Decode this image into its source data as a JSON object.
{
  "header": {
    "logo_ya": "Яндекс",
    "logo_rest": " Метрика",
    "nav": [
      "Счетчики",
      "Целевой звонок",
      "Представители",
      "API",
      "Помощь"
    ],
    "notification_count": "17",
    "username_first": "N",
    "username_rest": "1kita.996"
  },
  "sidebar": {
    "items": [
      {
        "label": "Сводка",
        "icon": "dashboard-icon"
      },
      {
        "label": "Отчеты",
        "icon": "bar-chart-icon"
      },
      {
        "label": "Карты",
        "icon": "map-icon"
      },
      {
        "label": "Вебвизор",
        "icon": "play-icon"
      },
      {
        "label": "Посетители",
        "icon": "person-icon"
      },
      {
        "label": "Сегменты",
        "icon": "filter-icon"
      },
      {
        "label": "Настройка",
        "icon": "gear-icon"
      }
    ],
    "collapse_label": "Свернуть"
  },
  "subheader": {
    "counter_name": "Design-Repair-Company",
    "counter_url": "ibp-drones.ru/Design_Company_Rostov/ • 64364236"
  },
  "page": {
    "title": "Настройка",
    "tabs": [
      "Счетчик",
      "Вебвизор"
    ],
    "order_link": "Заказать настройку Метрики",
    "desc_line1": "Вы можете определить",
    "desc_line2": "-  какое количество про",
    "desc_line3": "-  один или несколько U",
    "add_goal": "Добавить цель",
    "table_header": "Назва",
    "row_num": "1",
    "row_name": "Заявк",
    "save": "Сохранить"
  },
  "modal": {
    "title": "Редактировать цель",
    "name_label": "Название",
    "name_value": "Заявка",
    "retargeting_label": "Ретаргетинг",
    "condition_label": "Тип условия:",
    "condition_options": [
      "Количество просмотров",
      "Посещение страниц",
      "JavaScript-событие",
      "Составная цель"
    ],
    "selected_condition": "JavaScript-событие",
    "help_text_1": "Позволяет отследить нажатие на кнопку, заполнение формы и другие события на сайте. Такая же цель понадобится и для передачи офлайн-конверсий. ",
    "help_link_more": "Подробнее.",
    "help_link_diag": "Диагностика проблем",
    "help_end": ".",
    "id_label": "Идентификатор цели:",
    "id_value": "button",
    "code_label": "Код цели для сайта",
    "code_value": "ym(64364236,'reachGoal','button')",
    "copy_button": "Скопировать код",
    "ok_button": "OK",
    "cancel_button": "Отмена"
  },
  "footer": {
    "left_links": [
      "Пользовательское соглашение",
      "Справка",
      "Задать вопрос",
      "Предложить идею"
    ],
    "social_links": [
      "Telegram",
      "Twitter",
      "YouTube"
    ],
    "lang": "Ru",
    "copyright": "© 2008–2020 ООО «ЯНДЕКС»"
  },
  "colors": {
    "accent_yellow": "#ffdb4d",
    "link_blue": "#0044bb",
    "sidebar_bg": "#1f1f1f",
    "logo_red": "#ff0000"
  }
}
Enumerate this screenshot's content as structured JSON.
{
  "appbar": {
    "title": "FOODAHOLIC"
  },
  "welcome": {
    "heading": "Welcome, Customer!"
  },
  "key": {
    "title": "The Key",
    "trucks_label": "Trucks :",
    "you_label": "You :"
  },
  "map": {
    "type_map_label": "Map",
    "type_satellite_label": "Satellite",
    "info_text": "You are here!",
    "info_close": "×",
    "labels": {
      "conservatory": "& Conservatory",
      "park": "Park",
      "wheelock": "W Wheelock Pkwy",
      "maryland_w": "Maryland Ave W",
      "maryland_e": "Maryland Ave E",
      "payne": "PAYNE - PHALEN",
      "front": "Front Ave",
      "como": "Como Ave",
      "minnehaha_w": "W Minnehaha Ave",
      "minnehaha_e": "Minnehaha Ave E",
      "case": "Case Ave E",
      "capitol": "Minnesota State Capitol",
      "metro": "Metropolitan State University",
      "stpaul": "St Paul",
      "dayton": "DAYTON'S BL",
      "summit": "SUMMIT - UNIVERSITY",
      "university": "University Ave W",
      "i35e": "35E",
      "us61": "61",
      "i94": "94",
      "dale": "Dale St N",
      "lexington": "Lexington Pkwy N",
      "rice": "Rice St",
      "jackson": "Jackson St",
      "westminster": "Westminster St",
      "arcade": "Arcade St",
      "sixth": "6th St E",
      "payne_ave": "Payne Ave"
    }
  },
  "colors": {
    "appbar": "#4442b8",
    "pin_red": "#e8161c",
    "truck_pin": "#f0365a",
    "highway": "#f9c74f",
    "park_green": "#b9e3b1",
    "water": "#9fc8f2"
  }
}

════════════════

**THE EXERCISE**
Search the records above for the string "JSON". Copy every line that contains it.

**TASK RESULT**
Decode this image into its source data as a JSON object.
Enumerate this screenshot's content as structured JSON.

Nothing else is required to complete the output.